● **What the task requires**:
Scan the entries below for the word "name". Copy each line that has it.

________

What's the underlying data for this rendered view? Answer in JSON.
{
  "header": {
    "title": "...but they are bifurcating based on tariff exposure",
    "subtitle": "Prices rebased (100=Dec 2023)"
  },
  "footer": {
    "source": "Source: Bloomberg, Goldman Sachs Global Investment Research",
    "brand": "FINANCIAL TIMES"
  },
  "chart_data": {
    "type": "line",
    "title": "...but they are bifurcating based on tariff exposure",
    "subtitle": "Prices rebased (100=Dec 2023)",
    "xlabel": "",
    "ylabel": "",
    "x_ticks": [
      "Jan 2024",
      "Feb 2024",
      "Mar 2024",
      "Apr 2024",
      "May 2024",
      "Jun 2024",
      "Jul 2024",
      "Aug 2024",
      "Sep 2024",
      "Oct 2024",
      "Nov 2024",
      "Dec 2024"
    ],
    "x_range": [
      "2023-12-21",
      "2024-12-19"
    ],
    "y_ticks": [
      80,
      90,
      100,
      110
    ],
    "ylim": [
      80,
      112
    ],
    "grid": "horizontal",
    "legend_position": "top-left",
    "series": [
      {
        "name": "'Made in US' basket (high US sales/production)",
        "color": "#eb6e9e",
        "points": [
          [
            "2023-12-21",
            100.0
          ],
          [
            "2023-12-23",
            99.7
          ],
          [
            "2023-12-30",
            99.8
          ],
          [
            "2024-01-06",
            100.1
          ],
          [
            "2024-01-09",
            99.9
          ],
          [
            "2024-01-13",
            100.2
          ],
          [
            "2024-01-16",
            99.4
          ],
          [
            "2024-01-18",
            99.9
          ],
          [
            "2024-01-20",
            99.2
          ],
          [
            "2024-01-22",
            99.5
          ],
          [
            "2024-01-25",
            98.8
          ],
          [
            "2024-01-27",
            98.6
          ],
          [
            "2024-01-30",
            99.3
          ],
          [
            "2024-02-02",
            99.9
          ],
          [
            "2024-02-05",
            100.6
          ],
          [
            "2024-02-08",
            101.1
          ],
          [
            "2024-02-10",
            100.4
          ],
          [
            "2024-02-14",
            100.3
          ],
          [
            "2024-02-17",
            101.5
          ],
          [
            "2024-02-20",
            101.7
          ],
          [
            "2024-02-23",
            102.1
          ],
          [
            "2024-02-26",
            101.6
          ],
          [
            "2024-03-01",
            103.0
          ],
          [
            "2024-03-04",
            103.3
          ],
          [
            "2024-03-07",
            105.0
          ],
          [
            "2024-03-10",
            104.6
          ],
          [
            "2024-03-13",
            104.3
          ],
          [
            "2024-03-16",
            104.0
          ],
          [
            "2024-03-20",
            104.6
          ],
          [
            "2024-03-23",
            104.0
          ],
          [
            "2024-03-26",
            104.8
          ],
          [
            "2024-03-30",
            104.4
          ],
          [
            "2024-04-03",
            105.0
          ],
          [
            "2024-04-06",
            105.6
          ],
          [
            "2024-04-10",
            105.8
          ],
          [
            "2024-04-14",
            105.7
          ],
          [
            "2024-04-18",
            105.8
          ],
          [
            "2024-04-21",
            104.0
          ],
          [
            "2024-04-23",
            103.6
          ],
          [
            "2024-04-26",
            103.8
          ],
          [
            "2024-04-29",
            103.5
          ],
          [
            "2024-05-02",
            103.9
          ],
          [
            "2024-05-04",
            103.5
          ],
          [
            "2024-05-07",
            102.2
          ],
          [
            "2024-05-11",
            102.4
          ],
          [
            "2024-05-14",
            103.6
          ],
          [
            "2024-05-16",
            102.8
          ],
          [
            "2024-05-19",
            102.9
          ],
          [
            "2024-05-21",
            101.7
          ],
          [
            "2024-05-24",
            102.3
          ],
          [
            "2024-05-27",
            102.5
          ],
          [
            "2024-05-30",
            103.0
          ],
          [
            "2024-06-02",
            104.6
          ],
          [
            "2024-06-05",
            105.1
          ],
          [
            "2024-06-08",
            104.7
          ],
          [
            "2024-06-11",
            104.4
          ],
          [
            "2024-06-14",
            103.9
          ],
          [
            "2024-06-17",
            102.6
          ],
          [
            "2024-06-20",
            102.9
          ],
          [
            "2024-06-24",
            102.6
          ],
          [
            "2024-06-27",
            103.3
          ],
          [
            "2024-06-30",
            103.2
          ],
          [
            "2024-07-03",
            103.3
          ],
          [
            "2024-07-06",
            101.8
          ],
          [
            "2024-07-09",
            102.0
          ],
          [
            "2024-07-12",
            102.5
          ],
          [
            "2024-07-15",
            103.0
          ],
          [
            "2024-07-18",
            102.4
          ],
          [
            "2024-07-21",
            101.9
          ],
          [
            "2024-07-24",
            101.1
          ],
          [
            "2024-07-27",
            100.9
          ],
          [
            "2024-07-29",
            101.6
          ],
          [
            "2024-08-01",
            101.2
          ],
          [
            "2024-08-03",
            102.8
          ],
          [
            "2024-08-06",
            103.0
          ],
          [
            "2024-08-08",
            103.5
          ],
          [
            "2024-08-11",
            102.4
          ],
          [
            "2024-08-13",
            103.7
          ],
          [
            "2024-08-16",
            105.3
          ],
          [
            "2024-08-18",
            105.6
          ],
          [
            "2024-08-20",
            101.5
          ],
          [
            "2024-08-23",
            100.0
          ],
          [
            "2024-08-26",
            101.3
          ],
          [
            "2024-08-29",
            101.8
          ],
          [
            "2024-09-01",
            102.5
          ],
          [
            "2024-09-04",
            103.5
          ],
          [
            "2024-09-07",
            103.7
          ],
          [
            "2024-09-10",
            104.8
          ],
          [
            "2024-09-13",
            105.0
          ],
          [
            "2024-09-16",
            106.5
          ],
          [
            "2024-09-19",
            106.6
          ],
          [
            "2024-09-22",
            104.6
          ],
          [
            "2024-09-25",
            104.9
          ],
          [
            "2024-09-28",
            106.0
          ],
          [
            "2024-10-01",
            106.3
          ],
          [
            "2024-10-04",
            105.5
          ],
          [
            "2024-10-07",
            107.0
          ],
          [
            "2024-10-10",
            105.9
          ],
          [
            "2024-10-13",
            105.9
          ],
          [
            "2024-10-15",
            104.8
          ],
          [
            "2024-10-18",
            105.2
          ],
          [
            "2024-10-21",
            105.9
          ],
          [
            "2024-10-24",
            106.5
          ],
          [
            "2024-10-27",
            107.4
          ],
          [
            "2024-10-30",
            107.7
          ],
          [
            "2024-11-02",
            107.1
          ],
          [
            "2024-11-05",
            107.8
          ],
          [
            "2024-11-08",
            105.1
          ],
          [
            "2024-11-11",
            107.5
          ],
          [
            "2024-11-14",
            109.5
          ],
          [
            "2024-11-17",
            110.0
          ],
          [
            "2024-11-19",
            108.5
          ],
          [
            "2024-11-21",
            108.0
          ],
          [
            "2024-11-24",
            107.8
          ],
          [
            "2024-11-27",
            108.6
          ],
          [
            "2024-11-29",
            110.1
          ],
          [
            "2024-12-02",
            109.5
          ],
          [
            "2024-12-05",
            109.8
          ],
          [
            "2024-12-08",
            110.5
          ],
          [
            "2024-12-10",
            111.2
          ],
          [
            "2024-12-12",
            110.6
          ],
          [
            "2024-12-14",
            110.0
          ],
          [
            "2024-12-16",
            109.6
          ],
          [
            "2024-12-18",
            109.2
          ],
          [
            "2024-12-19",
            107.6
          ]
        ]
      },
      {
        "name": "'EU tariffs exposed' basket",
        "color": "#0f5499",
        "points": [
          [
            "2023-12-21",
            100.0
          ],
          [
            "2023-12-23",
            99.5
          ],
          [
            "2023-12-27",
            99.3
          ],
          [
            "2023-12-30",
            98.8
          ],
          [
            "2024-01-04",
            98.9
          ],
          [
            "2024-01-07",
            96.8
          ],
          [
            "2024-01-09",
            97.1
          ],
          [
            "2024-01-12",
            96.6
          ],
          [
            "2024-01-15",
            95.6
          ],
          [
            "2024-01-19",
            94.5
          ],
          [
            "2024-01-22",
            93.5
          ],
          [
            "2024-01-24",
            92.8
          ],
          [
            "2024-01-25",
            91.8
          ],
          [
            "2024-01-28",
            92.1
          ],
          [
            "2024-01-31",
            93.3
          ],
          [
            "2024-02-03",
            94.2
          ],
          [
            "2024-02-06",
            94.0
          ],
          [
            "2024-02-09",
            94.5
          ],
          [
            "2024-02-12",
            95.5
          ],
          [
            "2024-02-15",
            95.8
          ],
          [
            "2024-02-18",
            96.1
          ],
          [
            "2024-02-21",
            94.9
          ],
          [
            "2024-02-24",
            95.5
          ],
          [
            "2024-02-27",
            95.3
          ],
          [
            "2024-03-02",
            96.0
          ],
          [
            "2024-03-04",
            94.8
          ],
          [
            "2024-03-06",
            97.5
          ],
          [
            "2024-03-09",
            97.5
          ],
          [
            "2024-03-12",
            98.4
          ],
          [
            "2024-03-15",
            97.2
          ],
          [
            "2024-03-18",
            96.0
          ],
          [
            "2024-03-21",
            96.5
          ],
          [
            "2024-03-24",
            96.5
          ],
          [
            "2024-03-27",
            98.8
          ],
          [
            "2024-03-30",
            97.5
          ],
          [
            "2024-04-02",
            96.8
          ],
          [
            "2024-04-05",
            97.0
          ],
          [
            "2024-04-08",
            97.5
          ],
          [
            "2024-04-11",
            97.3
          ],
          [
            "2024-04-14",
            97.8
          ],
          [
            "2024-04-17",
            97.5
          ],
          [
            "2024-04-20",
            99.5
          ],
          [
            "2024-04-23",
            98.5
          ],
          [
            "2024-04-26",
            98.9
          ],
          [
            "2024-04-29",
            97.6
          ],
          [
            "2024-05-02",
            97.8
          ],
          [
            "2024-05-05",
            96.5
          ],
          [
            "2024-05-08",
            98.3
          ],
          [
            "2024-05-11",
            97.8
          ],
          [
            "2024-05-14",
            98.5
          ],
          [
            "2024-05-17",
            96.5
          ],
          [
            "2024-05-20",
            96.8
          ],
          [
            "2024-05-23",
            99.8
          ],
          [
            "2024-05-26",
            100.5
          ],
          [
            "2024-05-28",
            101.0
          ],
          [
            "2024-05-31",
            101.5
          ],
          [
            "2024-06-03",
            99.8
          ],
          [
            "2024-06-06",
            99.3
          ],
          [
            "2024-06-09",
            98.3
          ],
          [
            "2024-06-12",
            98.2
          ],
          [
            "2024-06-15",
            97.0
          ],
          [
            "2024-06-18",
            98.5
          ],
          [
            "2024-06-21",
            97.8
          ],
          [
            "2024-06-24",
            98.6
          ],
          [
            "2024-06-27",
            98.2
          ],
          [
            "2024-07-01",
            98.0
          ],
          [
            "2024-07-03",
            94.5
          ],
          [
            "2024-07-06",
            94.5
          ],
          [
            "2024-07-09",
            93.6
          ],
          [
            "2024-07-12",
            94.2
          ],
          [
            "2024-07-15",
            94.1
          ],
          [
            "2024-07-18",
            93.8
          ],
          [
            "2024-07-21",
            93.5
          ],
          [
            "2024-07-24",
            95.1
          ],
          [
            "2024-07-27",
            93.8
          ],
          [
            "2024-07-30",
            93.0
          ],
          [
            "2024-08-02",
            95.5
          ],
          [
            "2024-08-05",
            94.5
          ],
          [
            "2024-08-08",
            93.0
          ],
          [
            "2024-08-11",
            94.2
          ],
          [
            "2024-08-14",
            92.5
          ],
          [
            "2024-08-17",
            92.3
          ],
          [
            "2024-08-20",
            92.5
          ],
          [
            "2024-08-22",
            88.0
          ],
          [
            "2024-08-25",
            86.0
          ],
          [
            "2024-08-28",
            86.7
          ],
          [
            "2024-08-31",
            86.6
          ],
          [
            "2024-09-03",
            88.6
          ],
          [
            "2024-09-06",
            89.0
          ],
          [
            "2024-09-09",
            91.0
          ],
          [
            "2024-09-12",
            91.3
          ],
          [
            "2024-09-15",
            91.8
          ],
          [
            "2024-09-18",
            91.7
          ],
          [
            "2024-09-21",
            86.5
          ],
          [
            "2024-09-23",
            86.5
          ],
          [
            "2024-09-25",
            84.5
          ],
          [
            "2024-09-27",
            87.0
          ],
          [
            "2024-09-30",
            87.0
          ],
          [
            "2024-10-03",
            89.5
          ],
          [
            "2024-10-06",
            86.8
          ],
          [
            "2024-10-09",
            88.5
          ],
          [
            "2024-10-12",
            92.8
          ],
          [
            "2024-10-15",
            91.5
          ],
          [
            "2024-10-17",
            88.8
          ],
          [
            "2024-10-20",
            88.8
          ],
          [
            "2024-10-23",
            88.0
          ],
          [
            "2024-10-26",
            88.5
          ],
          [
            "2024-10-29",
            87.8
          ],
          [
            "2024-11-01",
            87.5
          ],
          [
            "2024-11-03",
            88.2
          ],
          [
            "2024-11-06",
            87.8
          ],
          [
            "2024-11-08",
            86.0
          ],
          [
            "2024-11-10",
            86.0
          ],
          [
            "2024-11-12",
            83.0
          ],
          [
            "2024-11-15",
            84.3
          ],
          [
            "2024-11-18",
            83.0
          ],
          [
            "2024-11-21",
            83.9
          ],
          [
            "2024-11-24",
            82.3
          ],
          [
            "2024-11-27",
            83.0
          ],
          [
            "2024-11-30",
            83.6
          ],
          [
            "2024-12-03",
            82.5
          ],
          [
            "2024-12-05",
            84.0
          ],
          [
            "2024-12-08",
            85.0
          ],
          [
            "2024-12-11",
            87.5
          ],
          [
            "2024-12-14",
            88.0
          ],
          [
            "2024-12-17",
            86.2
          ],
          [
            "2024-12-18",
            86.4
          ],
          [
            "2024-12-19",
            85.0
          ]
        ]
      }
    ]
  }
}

________

● **Result of the task**:
        "name": "'Made in US' basket (high US sales/production)",
        "name": "'EU tariffs exposed' basket",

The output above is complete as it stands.